TO DO
Write out the listing below again, precisely as it is given.
-- start of ENTRIES --
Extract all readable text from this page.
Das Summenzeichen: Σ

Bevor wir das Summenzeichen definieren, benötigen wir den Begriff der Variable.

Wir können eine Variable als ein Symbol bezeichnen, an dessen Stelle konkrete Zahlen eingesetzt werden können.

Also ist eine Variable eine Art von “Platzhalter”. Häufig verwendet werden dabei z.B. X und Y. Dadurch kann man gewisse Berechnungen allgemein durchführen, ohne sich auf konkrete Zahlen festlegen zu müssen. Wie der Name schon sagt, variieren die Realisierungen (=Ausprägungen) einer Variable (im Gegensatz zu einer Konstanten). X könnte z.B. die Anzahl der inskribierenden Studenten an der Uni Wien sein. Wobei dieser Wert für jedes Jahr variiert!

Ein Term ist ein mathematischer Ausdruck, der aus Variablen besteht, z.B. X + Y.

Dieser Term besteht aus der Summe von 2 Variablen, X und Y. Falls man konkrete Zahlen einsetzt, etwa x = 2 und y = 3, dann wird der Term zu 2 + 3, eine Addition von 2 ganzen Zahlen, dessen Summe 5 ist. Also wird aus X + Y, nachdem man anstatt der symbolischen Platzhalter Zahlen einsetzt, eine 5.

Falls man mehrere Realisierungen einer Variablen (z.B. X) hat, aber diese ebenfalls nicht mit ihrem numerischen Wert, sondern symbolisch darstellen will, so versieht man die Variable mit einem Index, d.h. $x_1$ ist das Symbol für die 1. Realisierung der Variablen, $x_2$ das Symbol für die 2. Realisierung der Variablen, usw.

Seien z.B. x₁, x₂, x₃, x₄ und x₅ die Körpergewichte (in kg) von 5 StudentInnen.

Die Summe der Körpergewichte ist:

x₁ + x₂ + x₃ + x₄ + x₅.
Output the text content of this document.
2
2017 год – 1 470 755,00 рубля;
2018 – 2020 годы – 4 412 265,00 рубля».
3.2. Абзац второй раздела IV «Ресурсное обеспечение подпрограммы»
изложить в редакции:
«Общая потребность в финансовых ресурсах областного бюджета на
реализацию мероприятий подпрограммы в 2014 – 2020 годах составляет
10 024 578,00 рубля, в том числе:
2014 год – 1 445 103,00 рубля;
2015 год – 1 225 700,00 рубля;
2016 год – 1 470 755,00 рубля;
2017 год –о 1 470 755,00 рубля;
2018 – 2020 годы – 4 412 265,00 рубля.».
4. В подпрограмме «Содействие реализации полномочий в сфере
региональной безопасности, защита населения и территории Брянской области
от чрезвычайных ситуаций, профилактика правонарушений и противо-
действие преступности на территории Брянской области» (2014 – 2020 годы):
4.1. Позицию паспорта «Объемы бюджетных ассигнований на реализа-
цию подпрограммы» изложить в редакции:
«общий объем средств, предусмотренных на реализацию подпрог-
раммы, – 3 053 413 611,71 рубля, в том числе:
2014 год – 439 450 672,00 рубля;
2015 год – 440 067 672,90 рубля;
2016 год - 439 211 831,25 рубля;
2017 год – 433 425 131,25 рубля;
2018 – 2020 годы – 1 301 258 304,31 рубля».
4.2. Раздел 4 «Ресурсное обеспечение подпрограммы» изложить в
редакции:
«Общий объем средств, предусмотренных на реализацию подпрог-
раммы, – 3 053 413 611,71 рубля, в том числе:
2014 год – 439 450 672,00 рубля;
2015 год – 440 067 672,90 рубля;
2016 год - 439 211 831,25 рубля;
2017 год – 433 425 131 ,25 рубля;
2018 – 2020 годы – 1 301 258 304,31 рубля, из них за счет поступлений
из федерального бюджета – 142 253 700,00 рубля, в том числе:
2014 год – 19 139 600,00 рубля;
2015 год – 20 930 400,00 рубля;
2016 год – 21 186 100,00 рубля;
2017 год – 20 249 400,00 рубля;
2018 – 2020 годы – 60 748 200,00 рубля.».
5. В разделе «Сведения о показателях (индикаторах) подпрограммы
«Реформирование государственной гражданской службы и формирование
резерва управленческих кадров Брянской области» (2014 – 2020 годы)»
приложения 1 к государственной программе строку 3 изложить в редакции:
-- end of ENTRIES --
SOLVED EXERCISE
Extract all readable text from this page.
Das Summenzeichen: Σ

Bevor wir das Summenzeichen definieren, benötigen wir den Begriff der Variable.

Wir können eine Variable als ein Symbol bezeichnen, an dessen Stelle konkrete Zahlen eingesetzt werden können.

Also ist eine Variable eine Art von “Platzhalter”. Häufig verwendet werden dabei z.B. X und Y. Dadurch kann man gewisse Berechnungen allgemein durchführen, ohne sich auf konkrete Zahlen festlegen zu müssen. Wie der Name schon sagt, variieren die Realisierungen (=Ausprägungen) einer Variable (im Gegensatz zu einer Konstanten). X könnte z.B. die Anzahl der inskribierenden Studenten an der Uni Wien sein. Wobei dieser Wert für jedes Jahr variiert!

Ein Term ist ein mathematischer Ausdruck, der aus Variablen besteht, z.B. X + Y.

Dieser Term besteht aus der Summe von 2 Variablen, X und Y. Falls man konkrete Zahlen einsetzt, etwa x = 2 und y = 3, dann wird der Term zu 2 + 3, eine Addition von 2 ganzen Zahlen, dessen Summe 5 ist. Also wird aus X + Y, nachdem man anstatt der symbolischen Platzhalter Zahlen einsetzt, eine 5.

Falls man mehrere Realisierungen einer Variablen (z.B. X) hat, aber diese ebenfalls nicht mit ihrem numerischen Wert, sondern symbolisch darstellen will, so versieht man die Variable mit einem Index, d.h. $x_1$ ist das Symbol für die 1. Realisierung der Variablen, $x_2$ das Symbol für die 2. Realisierung der Variablen, usw.

Seien z.B. x₁, x₂, x₃, x₄ und x₅ die Körpergewichte (in kg) von 5 StudentInnen.

Die Summe der Körpergewichte ist:

x₁ + x₂ + x₃ + x₄ + x₅.
Output the text content of this document.
2
2017 год – 1 470 755,00 рубля;
2018 – 2020 годы – 4 412 265,00 рубля».
3.2. Абзац второй раздела IV «Ресурсное обеспечение подпрограммы»
изложить в редакции:
«Общая потребность в финансовых ресурсах областного бюджета на
реализацию мероприятий подпрограммы в 2014 – 2020 годах составляет
10 024 578,00 рубля, в том числе:
2014 год – 1 445 103,00 рубля;
2015 год – 1 225 700,00 рубля;
2016 год – 1 470 755,00 рубля;
2017 год –о 1 470 755,00 рубля;
2018 – 2020 годы – 4 412 265,00 рубля.».
4. В подпрограмме «Содействие реализации полномочий в сфере
региональной безопасности, защита населения и территории Брянской области
от чрезвычайных ситуаций, профилактика правонарушений и противо-
действие преступности на территории Брянской области» (2014 – 2020 годы):
4.1. Позицию паспорта «Объемы бюджетных ассигнований на реализа-
цию подпрограммы» изложить в редакции:
«общий объем средств, предусмотренных на реализацию подпрог-
раммы, – 3 053 413 611,71 рубля, в том числе:
2014 год – 439 450 672,00 рубля;
2015 год – 440 067 672,90 рубля;
2016 год - 439 211 831,25 рубля;
2017 год – 433 425 131,25 рубля;
2018 – 2020 годы – 1 301 258 304,31 рубля».
4.2. Раздел 4 «Ресурсное обеспечение подпрограммы» изложить в
редакции:
«Общий объем средств, предусмотренных на реализацию подпрог-
раммы, – 3 053 413 611,71 рубля, в том числе:
2014 год – 439 450 672,00 рубля;
2015 год – 440 067 672,90 рубля;
2016 год - 439 211 831,25 рубля;
2017 год – 433 425 131 ,25 рубля;
2018 – 2020 годы – 1 301 258 304,31 рубля, из них за счет поступлений
из федерального бюджета – 142 253 700,00 рубля, в том числе:
2014 год – 19 139 600,00 рубля;
2015 год – 20 930 400,00 рубля;
2016 год – 21 186 100,00 рубля;
2017 год – 20 249 400,00 рубля;
2018 – 2020 годы – 60 748 200,00 рубля.».
5. В разделе «Сведения о показателях (индикаторах) подпрограммы
«Реформирование государственной гражданской службы и формирование
резерва управленческих кадров Брянской области» (2014 – 2020 годы)»
приложения 1 к государственной программе строку 3 изложить в редакции:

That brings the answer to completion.